▸ **Dataset rows**
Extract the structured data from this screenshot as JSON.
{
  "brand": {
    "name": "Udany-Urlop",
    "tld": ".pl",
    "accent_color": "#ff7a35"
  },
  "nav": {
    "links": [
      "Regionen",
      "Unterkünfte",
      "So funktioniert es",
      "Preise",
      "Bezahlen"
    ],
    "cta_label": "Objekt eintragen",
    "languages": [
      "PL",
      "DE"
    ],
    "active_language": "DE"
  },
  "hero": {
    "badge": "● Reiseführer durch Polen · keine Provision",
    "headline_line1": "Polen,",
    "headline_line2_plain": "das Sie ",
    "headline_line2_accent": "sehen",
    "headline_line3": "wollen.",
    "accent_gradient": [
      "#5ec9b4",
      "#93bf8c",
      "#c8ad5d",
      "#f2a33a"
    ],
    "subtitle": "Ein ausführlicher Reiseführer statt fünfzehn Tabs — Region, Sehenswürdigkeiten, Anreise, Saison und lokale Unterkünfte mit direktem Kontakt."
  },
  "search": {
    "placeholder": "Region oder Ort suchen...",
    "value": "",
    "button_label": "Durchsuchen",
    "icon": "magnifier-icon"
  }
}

▸ **What is needed**
Filter the entries and copy out every line with the word "Polen".

▸ **The result**
    "badge": "● Reiseführer durch Polen · keine Provision",
    "headline_line1": "Polen,",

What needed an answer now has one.